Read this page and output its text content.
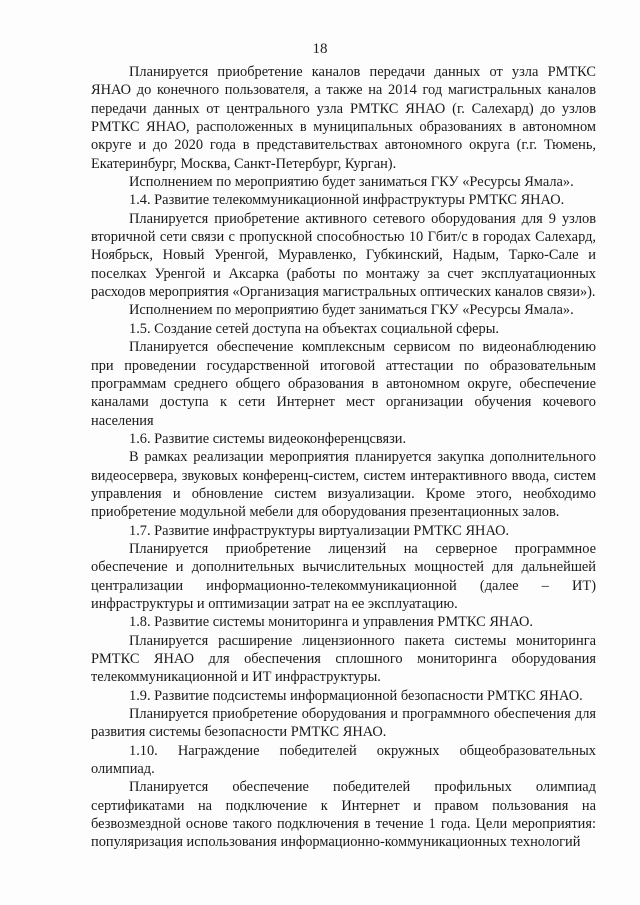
18

Планируется приобретение каналов передачи данных от узла РМТКС ЯНАО до конечного пользователя, а также на 2014 год магистральных каналов передачи данных от центрального узла РМТКС ЯНАО (г. Салехард) до узлов РМТКС ЯНАО, расположенных в муниципальных образованиях в автономном округе и до 2020 года в представительствах автономного округа (г.г. Тюмень, Екатеринбург, Москва, Санкт-Петербург, Курган).

Исполнением по мероприятию будет заниматься ГКУ «Ресурсы Ямала».

1.4. Развитие телекоммуникационной инфраструктуры РМТКС ЯНАО.

Планируется приобретение активного сетевого оборудования для 9 узлов вторичной сети связи с пропускной способностью 10 Гбит/с в городах Салехард, Ноябрьск, Новый Уренгой, Муравленко, Губкинский, Надым, Тарко-Сале и поселках Уренгой и Аксарка (работы по монтажу за счет эксплуатационных расходов мероприятия «Организация магистральных оптических каналов связи»).

Исполнением по мероприятию будет заниматься ГКУ «Ресурсы Ямала».

1.5. Создание сетей доступа на объектах социальной сферы.

Планируется обеспечение комплексным сервисом по видеонаблюдению при проведении государственной итоговой аттестации по образовательным программам среднего общего образования в автономном округе, обеспечение каналами доступа к сети Интернет мест организации обучения кочевого населения

1.6. Развитие системы видеоконференцсвязи.

В рамках реализации мероприятия планируется закупка дополнительного видеосервера, звуковых конференц-систем, систем интерактивного ввода, систем управления и обновление систем визуализации. Кроме этого, необходимо приобретение модульной мебели для оборудования презентационных залов.

1.7. Развитие инфраструктуры виртуализации РМТКС ЯНАО.

Планируется приобретение лицензий на серверное программное обеспечение и дополнительных вычислительных мощностей для дальнейшей централизации информационно-телекоммуникационной (далее – ИТ) инфраструктуры и оптимизации затрат на ее эксплуатацию.

1.8. Развитие системы мониторинга и управления РМТКС ЯНАО.

Планируется расширение лицензионного пакета системы мониторинга РМТКС ЯНАО для обеспечения сплошного мониторинга оборудования телекоммуникационной и ИТ инфраструктуры.

1.9. Развитие подсистемы информационной безопасности РМТКС ЯНАО.

Планируется приобретение оборудования и программного обеспечения для развития системы безопасности РМТКС ЯНАО.

1.10. Награждение победителей окружных общеобразовательных олимпиад.

Планируется обеспечение победителей профильных олимпиад сертификатами на подключение к Интернет и правом пользования на безвозмездной основе такого подключения в течение 1 года. Цели мероприятия: популяризация использования информационно-коммуникационных технологий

---*---

Stated goal - From the data, list each line in which the string "обеспечение" appears.

The reply -
Планируется обеспечение комплексным сервисом по видеонаблюдению при проведении государственной итоговой аттестации по образовательным программам среднего общего образования в автономном округе, обеспечение каналами доступа к сети Интернет мест организации обучения кочевого населения
Планируется приобретение лицензий на серверное программное обеспечение и дополнительных вычислительных мощностей для дальнейшей централизации информационно-телекоммуникационной (далее – ИТ) инфраструктуры и оптимизации затрат на ее эксплуатацию.
Планируется обеспечение победителей профильных олимпиад сертификатами на подключение к Интернет и правом пользования на безвозмездной основе такого подключения в течение 1 года. Цели мероприятия: популяризация использования информационно-коммуникационных технологий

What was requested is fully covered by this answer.